►
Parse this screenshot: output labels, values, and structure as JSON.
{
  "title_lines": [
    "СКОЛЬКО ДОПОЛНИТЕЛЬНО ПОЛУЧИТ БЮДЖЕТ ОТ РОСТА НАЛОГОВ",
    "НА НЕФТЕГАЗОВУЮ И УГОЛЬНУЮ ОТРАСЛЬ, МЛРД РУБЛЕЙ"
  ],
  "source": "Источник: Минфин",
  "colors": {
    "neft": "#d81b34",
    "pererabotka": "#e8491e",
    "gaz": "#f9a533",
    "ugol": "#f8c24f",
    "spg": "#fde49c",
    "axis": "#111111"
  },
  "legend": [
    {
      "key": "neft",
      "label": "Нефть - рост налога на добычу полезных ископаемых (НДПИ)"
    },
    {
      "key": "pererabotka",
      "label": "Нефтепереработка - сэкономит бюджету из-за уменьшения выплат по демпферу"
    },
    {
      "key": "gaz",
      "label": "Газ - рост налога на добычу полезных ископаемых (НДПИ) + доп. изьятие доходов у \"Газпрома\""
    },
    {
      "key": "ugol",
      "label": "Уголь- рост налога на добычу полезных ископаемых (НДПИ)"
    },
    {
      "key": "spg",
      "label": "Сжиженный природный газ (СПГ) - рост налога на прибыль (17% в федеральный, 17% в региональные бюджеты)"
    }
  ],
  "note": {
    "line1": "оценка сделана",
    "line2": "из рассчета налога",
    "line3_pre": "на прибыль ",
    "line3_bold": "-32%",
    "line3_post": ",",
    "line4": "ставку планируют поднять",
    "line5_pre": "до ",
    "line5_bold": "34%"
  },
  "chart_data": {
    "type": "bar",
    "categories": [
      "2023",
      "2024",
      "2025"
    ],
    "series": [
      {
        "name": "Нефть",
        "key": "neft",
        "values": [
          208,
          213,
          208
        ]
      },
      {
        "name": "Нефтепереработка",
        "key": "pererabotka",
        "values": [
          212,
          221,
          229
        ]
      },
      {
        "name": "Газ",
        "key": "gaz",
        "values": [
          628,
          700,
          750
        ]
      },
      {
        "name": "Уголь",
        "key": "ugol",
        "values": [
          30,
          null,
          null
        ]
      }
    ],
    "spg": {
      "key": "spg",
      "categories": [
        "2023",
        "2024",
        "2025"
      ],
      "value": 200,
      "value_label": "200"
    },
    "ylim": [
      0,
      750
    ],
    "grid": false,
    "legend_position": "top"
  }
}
◄
Aim of the task
Going over the lines above, work out how many include "добычу", then give only that number.

Written answer
3